##### DATA SECTION #####

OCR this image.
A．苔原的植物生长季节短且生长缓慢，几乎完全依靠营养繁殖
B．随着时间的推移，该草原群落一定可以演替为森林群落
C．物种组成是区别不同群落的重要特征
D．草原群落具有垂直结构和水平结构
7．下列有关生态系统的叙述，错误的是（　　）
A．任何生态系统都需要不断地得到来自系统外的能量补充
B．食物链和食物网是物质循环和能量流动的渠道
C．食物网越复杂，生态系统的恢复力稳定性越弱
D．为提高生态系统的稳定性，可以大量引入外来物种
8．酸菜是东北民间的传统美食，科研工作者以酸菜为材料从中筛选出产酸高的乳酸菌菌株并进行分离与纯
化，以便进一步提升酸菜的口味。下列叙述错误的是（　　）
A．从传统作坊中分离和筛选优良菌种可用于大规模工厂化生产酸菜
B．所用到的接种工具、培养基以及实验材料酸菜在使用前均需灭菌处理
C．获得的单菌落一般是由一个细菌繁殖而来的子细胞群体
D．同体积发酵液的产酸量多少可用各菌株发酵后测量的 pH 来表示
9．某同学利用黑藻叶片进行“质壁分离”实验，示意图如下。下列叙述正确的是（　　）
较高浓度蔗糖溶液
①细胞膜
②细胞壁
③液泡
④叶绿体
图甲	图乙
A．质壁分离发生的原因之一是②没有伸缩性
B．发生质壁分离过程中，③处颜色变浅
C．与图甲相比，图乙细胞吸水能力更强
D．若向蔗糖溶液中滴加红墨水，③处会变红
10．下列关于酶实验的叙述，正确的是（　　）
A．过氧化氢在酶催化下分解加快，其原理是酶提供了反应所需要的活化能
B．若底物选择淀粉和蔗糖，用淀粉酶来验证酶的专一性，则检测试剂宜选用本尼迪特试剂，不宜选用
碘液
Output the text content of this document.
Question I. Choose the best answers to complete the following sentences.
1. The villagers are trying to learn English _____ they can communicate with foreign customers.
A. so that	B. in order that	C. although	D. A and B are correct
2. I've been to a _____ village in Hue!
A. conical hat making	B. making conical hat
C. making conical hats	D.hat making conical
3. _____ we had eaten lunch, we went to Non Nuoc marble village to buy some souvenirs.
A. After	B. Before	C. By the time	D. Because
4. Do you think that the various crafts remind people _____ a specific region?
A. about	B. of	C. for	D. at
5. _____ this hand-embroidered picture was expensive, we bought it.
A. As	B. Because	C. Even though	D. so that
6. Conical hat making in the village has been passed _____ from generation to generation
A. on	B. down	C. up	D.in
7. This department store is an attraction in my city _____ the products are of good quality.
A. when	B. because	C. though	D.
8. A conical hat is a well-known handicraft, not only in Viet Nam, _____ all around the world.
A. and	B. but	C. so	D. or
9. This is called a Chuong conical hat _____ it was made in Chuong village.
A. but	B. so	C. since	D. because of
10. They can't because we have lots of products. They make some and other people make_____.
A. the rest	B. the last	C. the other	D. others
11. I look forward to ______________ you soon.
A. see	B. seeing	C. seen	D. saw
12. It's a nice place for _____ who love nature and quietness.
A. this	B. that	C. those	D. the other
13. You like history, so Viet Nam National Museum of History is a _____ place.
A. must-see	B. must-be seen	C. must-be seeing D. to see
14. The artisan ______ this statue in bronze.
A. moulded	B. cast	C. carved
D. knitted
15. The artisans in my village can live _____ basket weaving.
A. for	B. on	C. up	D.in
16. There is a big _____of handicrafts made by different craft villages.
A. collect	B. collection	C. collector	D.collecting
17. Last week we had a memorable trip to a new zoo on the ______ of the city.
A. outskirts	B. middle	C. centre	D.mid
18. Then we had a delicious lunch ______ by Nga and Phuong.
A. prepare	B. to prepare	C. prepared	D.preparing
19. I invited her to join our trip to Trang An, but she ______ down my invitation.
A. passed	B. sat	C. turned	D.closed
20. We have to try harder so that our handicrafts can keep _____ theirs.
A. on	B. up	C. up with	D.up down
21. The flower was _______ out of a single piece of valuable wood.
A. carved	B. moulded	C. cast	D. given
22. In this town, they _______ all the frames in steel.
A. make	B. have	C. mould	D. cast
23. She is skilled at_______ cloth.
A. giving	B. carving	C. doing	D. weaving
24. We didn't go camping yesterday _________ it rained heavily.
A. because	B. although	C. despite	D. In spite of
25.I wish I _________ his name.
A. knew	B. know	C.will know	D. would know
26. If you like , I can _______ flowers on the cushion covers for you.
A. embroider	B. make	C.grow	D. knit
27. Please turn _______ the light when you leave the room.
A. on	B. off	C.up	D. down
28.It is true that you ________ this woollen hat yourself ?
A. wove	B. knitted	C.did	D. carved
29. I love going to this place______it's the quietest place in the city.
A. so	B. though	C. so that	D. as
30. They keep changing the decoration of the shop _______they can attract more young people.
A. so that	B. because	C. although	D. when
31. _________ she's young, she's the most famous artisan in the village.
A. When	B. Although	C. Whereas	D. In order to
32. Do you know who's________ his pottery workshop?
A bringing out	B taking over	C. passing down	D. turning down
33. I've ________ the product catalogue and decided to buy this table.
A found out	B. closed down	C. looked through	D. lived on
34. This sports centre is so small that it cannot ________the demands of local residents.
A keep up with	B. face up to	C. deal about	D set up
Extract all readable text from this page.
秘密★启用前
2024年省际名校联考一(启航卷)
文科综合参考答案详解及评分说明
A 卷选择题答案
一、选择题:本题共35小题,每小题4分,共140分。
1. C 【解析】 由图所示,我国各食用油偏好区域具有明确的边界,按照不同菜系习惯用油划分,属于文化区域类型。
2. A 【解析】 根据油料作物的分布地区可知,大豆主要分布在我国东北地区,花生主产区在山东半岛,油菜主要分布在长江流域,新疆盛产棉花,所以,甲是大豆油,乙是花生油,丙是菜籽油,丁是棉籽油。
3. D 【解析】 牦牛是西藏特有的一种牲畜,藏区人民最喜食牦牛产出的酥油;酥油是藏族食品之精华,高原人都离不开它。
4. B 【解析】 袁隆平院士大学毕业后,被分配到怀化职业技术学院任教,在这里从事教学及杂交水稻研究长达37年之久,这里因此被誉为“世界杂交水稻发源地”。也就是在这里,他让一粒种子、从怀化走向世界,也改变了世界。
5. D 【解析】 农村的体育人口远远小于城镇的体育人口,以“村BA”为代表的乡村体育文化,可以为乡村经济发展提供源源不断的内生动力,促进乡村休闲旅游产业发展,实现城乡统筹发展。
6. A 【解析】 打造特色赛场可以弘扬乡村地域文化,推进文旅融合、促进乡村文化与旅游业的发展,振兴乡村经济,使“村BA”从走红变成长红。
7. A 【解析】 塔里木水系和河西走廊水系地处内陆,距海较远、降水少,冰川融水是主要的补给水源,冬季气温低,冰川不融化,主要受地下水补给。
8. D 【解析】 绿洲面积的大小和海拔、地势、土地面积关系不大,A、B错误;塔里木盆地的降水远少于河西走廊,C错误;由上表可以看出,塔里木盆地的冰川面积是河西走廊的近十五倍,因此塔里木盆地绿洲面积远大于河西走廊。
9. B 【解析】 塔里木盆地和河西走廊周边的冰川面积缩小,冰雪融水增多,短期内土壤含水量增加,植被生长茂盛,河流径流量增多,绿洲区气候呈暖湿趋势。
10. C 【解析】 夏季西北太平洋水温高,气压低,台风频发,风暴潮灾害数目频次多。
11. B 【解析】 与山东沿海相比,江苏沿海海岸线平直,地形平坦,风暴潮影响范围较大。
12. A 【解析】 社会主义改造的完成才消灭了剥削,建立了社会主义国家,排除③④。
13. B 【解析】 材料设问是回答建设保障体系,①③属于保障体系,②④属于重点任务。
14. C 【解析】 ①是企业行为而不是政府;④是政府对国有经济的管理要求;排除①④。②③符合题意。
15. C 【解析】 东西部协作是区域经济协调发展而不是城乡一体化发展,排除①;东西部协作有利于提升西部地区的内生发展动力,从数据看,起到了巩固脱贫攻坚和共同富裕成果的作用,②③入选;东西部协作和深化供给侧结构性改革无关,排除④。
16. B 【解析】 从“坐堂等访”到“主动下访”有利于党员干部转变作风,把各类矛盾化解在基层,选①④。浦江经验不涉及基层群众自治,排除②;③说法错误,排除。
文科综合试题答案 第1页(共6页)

#####

> TASK DIRECTIONS
State the number of lines in the records that include "have", and write nothing else.

> EXERCISE SOLUTION
3